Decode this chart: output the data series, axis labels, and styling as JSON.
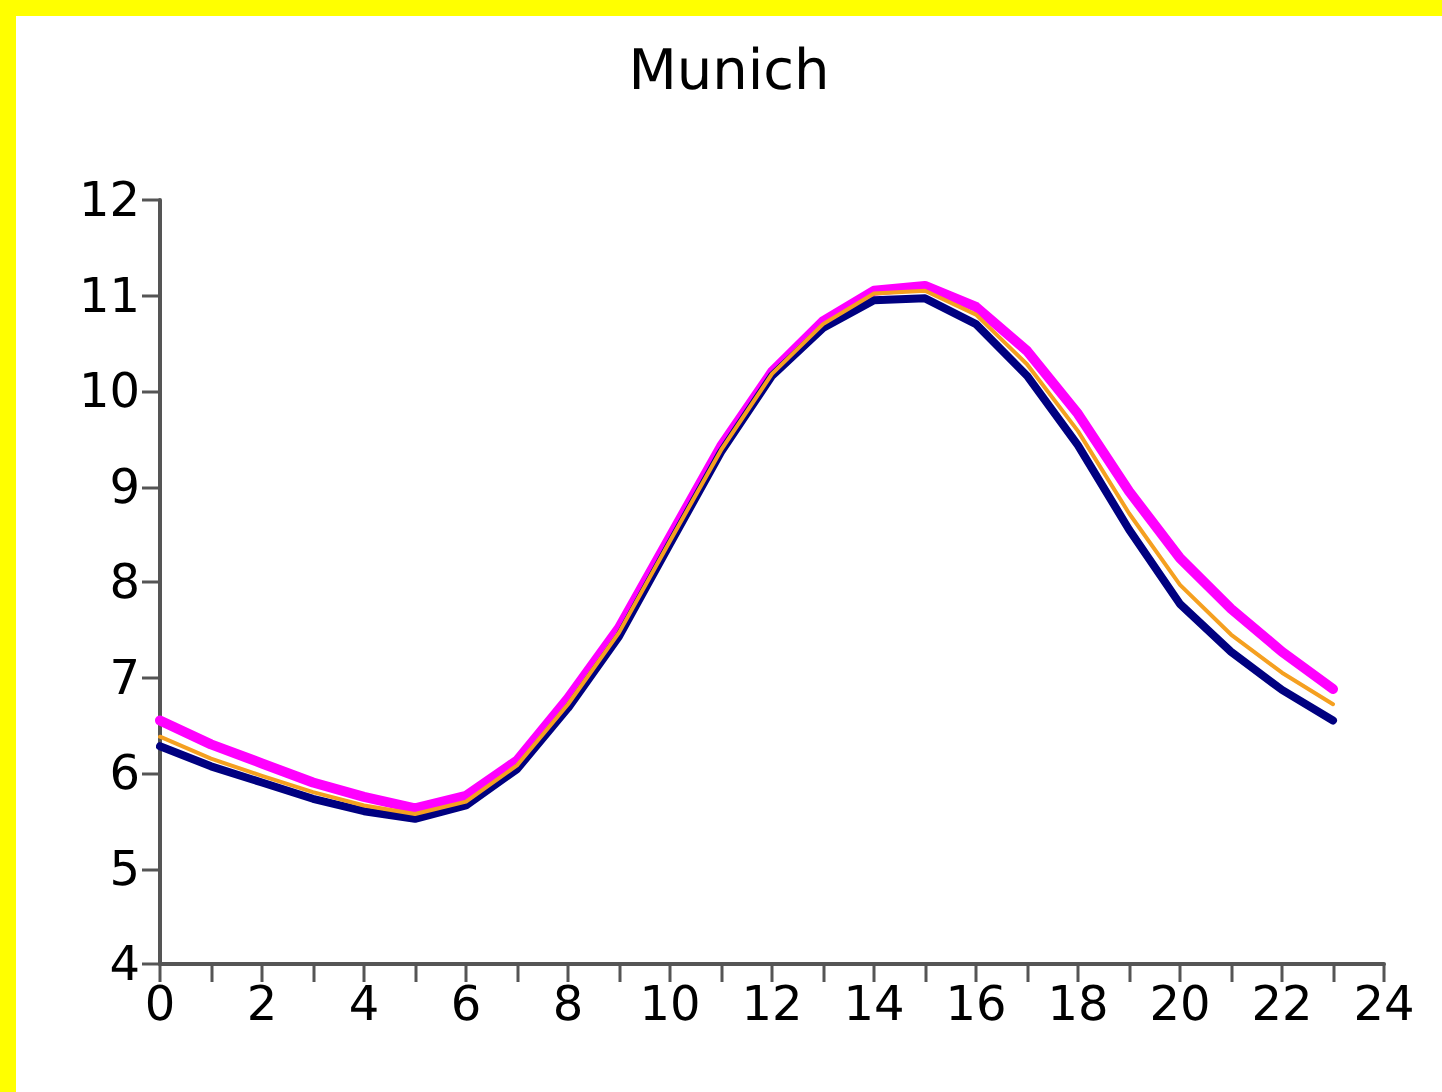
{
  "chart_data": {
    "type": "line",
    "title": "Munich",
    "x": [
      0,
      1,
      2,
      3,
      4,
      5,
      6,
      7,
      8,
      9,
      10,
      11,
      12,
      13,
      14,
      15,
      16,
      17,
      18,
      19,
      20,
      21,
      22,
      23
    ],
    "series": [
      {
        "color": "#ff00ff",
        "values": [
          6.55,
          6.3,
          6.1,
          5.9,
          5.75,
          5.63,
          5.76,
          6.13,
          6.78,
          7.52,
          8.47,
          9.42,
          10.2,
          10.73,
          11.05,
          11.1,
          10.88,
          10.42,
          9.76,
          8.95,
          8.25,
          7.72,
          7.27,
          6.88
        ]
      },
      {
        "color": "#000080",
        "values": [
          6.28,
          6.07,
          5.9,
          5.73,
          5.6,
          5.52,
          5.66,
          6.04,
          6.68,
          7.43,
          8.4,
          9.36,
          10.16,
          10.66,
          10.95,
          10.97,
          10.7,
          10.16,
          9.43,
          8.55,
          7.77,
          7.27,
          6.87,
          6.55
        ]
      },
      {
        "color": "#f5a020",
        "values": [
          6.38,
          6.15,
          5.97,
          5.8,
          5.66,
          5.57,
          5.7,
          6.08,
          6.72,
          7.47,
          8.43,
          9.38,
          10.18,
          10.7,
          11.02,
          11.05,
          10.8,
          10.28,
          9.58,
          8.72,
          7.97,
          7.45,
          7.05,
          6.72
        ]
      }
    ],
    "xlim": [
      0,
      24
    ],
    "xticks": [
      0,
      2,
      4,
      6,
      8,
      10,
      12,
      14,
      16,
      18,
      20,
      22,
      24
    ],
    "ylim": [
      4,
      12
    ],
    "yticks": [
      4,
      5,
      6,
      7,
      8,
      9,
      10,
      11,
      12
    ],
    "grid": false,
    "marker": "none",
    "line_style": "solid"
  }
}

[INSTRUCTIONS TO FOLLOW]
Where a line contains the string "series", extract that line.

[ANSWER TO THIS EXERCISE]
Decode this chart: output the data series, axis labels, and styling as JSON.
    "series": [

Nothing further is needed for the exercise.